● **Instructions to follow**
In the listing below, locate the lines that hold "dism" and copy them.

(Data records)
---

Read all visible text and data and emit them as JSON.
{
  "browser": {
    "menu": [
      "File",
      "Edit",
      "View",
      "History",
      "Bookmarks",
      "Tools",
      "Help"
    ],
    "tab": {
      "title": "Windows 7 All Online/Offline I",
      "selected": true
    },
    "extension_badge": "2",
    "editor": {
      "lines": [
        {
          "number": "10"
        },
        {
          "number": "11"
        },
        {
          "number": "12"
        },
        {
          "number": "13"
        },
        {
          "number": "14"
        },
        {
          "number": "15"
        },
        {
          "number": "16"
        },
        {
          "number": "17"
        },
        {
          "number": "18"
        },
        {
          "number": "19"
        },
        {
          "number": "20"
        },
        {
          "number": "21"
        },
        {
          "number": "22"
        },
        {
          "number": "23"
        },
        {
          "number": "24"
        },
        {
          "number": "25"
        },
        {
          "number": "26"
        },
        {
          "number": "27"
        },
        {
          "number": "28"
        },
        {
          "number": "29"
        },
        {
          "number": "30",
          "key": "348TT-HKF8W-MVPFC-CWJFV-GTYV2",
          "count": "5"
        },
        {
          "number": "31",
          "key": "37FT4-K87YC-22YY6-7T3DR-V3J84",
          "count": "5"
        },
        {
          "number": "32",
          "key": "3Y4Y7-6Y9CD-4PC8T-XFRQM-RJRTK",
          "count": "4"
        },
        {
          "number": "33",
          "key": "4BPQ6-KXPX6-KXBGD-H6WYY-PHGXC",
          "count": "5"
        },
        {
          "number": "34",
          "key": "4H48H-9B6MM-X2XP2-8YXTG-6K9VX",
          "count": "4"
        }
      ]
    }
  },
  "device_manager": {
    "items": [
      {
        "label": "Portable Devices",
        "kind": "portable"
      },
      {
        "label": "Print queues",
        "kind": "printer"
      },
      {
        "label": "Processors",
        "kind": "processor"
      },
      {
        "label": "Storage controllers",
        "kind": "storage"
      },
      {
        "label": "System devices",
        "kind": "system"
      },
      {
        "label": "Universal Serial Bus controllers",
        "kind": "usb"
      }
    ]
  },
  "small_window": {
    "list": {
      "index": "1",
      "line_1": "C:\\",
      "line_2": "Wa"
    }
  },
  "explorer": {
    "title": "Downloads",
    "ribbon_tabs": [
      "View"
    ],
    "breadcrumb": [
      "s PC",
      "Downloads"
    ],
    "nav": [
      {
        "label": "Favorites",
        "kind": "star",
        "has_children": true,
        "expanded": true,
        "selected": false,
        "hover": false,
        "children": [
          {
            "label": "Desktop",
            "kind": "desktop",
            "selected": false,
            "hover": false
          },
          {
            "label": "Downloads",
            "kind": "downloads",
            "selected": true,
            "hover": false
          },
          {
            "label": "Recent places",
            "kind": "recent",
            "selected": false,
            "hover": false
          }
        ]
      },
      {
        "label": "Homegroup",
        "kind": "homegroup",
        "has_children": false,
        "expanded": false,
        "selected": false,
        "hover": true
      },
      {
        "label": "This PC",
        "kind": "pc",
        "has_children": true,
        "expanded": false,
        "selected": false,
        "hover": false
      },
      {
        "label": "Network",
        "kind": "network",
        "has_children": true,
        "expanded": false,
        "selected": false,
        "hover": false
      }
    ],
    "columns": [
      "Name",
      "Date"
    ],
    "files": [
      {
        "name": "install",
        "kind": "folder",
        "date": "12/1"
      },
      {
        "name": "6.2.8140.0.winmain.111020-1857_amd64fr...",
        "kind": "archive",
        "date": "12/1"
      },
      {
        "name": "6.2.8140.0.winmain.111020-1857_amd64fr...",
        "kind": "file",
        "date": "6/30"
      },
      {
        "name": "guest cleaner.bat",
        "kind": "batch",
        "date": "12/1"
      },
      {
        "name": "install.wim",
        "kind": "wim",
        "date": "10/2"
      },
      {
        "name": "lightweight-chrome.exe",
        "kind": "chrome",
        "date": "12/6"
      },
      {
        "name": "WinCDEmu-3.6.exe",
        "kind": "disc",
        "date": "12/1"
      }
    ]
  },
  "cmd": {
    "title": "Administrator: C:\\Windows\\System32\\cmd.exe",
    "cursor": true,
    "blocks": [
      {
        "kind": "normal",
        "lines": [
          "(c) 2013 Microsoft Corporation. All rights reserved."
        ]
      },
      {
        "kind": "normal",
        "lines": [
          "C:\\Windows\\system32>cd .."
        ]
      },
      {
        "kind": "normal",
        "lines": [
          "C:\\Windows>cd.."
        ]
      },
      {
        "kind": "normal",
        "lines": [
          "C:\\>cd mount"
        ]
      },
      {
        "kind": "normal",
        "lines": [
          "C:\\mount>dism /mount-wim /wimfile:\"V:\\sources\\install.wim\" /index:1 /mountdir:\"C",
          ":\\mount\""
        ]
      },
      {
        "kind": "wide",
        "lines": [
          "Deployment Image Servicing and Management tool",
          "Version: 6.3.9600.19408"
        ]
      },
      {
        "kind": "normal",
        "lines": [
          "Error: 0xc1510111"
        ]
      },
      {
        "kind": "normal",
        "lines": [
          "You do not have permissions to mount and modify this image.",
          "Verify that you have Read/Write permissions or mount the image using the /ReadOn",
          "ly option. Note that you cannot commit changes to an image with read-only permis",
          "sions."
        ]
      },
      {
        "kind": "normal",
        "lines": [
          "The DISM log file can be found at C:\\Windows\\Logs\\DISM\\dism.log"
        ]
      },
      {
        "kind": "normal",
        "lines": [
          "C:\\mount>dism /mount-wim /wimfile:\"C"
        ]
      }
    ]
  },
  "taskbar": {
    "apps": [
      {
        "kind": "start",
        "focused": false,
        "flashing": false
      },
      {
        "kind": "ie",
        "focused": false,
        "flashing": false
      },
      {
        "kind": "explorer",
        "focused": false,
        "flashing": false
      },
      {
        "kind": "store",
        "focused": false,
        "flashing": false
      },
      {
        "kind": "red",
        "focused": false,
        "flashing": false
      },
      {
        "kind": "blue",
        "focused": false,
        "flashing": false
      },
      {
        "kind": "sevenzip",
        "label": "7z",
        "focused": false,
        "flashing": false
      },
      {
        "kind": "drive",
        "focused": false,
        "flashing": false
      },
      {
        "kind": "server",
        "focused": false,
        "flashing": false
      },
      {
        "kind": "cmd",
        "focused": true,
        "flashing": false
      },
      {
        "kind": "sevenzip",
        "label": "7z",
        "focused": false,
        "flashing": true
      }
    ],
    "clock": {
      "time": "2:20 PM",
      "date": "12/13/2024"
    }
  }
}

---

● **Task solution**
          "C:\\mount>dism /mount-wim /wimfile:\"V:\\sources\\install.wim\" /index:1 /mountdir:\"C",
          "The DISM log file can be found at C:\\Windows\\Logs\\DISM\\dism.log"
          "C:\\mount>dism /mount-wim /wimfile:\"C"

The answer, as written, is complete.